◆ Data extract ◆
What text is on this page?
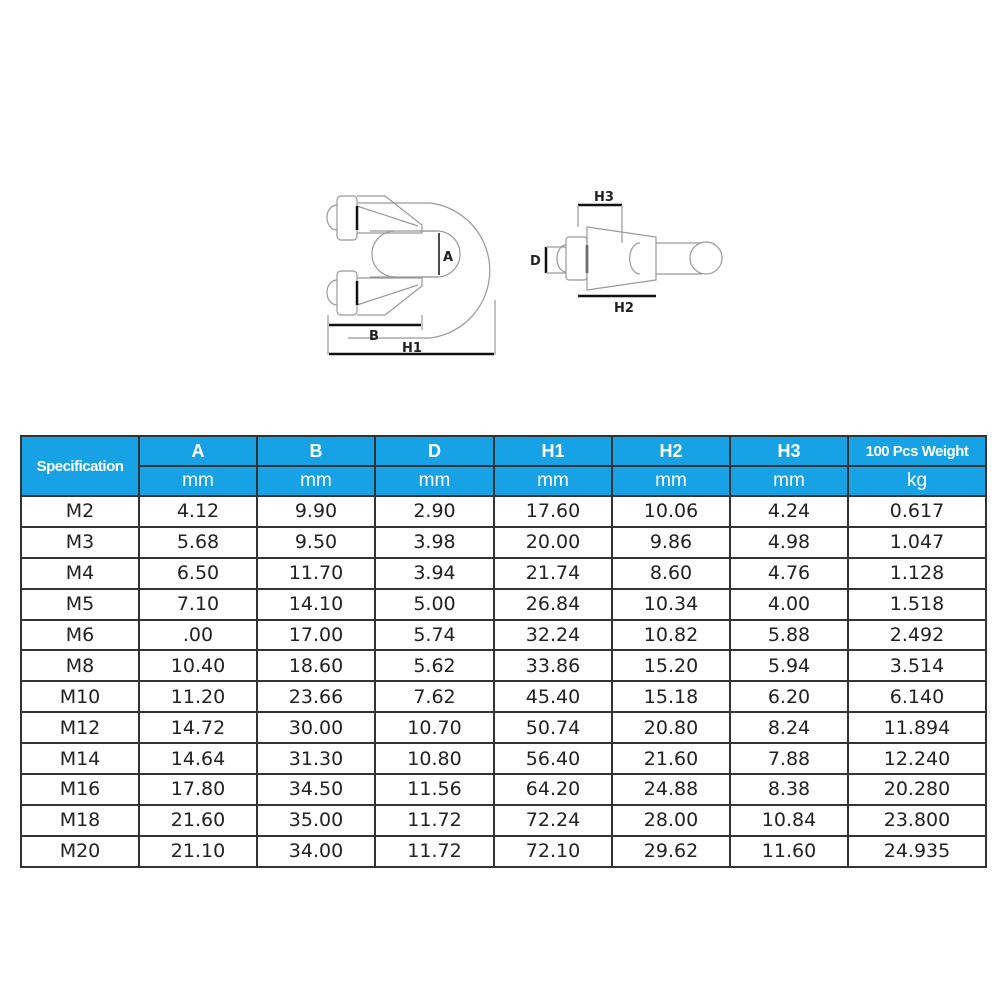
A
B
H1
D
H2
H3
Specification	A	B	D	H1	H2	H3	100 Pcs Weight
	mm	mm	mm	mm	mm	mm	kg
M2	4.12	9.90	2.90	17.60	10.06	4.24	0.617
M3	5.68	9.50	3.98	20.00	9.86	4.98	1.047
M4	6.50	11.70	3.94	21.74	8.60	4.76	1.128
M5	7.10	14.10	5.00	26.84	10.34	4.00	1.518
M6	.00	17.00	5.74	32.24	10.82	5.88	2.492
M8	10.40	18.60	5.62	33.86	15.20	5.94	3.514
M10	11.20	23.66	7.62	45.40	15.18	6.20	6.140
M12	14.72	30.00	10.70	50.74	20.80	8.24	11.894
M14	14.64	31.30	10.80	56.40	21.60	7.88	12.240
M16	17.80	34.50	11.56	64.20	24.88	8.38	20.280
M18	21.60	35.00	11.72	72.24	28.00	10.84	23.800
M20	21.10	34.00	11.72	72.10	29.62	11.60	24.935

...

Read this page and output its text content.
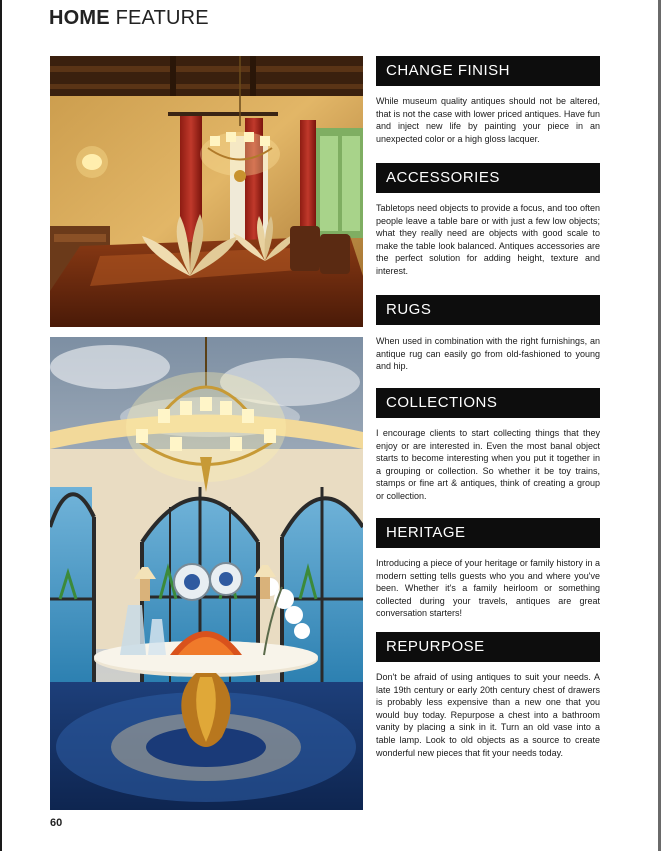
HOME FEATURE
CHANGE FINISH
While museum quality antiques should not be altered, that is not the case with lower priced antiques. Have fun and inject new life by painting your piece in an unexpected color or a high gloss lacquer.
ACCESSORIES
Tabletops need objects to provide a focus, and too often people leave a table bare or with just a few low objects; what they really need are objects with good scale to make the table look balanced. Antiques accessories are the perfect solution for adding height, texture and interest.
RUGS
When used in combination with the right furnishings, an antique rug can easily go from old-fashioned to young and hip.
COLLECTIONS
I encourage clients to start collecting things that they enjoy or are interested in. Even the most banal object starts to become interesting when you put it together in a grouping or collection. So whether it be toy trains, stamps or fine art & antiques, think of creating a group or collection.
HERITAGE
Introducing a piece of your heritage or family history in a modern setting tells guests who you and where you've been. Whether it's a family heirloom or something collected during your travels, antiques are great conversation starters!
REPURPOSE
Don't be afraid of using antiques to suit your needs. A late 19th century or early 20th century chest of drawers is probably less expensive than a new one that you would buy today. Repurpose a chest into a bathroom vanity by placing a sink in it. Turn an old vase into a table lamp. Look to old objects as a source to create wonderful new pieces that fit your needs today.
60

◆ Written request ◆
Look over the listing. Pull out every line with the string "they" in it.

◆ Solution to this task ◆
Tabletops need objects to provide a focus, and too often people leave a table bare or with just a few low objects; what they really need are objects with good scale to make the table look balanced. Antiques accessories are the perfect solution for adding height, texture and interest.
I encourage clients to start collecting things that they enjoy or are interested in. Even the most banal object starts to become interesting when you put it together in a grouping or collection. So whether it be toy trains, stamps or fine art & antiques, think of creating a group or collection.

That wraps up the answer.